>> Begin Rows

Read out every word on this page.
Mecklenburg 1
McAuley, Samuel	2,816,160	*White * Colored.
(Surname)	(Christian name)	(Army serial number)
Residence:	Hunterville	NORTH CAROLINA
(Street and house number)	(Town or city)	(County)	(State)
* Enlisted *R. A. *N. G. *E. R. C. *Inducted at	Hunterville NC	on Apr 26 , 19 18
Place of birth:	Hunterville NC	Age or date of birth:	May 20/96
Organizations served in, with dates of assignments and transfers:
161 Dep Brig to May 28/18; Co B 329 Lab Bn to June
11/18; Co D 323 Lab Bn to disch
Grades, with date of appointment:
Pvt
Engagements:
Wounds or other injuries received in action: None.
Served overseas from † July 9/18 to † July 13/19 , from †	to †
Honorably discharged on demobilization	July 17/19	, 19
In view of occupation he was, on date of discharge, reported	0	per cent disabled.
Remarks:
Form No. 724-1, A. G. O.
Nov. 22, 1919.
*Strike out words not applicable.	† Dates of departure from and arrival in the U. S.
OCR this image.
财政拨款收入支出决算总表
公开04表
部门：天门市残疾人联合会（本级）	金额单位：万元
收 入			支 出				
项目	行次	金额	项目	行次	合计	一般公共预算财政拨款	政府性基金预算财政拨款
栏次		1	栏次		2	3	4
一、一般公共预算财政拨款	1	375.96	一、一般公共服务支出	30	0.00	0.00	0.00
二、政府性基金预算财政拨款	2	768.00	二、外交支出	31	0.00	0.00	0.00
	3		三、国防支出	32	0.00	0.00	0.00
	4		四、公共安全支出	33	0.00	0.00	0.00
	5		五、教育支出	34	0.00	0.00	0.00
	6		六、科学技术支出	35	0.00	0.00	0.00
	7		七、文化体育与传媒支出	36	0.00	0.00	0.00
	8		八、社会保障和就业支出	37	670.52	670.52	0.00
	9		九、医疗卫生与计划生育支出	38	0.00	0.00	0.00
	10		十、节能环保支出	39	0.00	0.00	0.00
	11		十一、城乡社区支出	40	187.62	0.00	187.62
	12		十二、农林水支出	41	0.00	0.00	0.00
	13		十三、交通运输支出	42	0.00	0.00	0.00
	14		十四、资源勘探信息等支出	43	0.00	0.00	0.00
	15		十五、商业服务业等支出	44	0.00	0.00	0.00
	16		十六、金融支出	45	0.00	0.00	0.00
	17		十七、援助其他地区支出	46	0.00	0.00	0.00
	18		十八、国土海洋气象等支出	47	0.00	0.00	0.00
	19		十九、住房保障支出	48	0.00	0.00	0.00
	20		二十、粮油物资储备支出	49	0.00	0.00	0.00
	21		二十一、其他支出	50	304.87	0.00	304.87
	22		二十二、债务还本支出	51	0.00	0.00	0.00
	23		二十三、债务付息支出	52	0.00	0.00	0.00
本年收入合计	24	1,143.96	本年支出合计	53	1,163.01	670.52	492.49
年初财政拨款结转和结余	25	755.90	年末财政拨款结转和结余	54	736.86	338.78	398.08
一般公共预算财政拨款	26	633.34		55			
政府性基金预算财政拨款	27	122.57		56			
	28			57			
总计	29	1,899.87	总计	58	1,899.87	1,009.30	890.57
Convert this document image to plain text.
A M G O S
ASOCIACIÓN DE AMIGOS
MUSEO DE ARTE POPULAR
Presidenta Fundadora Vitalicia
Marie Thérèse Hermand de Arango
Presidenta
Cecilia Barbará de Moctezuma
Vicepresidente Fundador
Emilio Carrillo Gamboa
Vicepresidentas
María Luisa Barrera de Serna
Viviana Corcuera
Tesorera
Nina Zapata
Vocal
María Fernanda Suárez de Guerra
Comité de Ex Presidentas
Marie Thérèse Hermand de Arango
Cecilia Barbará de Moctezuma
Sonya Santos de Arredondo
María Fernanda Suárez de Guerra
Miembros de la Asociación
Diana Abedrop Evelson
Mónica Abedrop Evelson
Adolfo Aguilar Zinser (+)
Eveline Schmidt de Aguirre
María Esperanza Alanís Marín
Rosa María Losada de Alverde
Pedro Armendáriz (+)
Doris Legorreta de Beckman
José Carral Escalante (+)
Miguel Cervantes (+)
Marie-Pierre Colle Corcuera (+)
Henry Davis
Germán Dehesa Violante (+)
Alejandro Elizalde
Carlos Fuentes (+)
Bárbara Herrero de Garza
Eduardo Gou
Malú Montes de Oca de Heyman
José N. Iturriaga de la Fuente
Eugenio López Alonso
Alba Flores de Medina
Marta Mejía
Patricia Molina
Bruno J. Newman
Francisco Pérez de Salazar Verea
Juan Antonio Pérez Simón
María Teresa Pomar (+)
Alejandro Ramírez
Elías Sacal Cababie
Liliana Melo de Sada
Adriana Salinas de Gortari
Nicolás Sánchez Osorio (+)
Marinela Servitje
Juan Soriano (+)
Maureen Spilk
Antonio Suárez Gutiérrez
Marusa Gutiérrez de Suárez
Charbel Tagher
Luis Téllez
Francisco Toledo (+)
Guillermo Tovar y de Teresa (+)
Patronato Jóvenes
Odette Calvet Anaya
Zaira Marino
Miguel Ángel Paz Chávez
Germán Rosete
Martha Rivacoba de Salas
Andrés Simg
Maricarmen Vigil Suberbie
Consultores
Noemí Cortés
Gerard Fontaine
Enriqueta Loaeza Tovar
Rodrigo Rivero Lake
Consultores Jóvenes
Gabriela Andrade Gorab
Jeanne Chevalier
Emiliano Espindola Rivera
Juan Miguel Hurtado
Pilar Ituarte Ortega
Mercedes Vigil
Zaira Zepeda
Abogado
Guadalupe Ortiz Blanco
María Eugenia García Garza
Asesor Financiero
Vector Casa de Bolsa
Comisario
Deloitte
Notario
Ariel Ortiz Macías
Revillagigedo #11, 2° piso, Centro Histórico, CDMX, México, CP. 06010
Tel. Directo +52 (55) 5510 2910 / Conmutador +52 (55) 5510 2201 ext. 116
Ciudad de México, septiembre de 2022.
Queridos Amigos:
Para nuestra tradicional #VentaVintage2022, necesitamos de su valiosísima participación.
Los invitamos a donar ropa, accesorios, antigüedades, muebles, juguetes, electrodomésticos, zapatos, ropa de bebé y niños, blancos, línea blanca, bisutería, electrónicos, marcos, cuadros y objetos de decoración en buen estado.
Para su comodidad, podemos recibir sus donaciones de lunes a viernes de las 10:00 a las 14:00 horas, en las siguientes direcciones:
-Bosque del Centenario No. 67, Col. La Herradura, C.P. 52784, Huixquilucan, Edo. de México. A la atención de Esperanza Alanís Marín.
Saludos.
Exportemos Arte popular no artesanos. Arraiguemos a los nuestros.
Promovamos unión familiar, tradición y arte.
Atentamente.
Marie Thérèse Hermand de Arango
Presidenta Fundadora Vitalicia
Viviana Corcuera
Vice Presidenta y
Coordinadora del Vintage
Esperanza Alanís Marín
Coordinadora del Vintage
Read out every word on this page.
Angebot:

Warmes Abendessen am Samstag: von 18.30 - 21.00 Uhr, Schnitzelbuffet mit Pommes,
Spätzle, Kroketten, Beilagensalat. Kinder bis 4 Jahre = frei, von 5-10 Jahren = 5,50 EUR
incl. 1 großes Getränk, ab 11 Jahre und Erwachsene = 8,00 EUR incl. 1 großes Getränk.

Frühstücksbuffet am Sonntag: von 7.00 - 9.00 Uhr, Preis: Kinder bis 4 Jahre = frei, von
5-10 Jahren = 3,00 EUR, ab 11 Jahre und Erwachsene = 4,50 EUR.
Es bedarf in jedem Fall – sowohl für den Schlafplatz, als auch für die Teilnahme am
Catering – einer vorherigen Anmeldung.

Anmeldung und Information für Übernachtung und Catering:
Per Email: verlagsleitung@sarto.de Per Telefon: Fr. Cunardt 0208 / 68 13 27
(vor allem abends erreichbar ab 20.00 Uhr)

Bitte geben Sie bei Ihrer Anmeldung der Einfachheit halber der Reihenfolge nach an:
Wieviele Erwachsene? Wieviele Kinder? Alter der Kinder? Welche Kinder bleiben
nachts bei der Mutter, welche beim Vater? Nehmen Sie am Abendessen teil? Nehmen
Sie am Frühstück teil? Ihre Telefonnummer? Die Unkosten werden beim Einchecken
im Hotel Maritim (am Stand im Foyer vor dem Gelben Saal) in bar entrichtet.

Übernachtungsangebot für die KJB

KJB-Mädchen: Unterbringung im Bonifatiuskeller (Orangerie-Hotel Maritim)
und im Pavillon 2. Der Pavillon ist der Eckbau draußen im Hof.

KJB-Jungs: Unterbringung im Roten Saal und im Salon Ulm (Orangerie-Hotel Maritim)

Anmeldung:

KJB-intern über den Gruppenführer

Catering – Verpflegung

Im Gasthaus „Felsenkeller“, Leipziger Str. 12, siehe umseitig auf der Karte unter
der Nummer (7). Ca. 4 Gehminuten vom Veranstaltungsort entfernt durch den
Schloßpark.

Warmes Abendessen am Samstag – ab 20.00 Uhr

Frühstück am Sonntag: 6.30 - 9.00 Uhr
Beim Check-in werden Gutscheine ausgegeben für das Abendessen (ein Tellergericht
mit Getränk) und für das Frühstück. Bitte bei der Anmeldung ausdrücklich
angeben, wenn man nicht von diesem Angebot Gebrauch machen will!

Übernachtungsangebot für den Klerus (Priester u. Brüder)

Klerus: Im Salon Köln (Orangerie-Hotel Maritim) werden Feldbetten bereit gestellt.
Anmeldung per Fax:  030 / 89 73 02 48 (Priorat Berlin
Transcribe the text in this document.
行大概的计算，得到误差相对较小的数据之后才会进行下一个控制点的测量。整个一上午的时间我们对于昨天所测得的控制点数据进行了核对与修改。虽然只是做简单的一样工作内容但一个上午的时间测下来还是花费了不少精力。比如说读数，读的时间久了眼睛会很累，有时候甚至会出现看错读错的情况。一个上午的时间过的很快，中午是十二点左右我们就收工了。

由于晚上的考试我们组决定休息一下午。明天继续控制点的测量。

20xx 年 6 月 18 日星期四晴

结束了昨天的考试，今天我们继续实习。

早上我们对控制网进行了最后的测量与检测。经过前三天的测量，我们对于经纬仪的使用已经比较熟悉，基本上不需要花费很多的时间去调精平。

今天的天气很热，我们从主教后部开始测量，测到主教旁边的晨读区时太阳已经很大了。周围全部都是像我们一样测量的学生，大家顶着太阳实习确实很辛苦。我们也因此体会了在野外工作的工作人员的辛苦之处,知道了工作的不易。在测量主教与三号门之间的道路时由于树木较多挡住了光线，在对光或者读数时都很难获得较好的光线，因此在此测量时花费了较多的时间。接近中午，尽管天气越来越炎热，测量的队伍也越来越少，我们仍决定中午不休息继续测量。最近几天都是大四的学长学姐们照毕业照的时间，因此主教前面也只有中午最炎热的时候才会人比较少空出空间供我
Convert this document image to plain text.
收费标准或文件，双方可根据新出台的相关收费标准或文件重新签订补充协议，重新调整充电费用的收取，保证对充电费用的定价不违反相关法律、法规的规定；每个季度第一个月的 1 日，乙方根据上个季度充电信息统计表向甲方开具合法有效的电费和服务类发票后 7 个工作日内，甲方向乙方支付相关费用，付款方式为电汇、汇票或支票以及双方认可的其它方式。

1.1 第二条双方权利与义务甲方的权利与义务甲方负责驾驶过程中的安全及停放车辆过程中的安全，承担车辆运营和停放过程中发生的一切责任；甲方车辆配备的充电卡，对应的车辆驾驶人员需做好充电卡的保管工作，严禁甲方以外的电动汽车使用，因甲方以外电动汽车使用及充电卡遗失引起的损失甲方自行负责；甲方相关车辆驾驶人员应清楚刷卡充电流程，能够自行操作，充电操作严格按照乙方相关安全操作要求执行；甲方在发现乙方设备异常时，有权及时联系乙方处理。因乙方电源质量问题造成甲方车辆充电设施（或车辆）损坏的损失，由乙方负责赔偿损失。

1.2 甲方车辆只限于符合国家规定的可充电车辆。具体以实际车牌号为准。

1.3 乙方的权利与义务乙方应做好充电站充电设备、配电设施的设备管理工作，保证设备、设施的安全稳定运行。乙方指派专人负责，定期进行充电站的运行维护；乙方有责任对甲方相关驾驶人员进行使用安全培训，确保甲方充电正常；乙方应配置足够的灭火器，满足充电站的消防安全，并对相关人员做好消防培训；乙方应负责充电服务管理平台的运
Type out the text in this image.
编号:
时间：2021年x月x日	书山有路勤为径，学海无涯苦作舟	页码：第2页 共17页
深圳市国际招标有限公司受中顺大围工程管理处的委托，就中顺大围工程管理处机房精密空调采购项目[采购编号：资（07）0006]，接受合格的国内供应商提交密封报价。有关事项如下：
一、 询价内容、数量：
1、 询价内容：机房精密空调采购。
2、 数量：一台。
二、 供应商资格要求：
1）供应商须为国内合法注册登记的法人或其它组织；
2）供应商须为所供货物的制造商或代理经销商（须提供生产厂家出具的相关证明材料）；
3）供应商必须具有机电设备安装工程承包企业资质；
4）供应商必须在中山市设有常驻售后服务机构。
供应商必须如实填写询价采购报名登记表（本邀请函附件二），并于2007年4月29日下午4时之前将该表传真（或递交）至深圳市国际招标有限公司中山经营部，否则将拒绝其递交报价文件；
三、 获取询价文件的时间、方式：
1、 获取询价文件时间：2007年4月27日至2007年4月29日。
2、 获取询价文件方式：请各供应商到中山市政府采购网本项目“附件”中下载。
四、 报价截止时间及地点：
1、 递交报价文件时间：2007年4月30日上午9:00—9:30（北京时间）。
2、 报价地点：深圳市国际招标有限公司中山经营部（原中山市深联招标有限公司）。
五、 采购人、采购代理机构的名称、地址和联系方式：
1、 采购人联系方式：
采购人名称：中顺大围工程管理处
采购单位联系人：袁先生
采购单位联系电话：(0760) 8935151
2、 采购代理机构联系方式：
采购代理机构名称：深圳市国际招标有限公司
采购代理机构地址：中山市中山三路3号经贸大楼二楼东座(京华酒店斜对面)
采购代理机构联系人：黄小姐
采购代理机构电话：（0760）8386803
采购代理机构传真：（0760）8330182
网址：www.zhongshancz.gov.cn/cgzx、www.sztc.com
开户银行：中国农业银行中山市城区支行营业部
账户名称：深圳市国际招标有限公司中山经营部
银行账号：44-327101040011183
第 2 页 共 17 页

>> End Rows

• **Task details**
Copy every single line of the material above that holds "Orangerie".

• **Solution**
KJB-Mädchen: Unterbringung im Bonifatiuskeller (Orangerie-Hotel Maritim)
KJB-Jungs: Unterbringung im Roten Saal und im Salon Ulm (Orangerie-Hotel Maritim)
Klerus: Im Salon Köln (Orangerie-Hotel Maritim) werden Feldbetten bereit gestellt.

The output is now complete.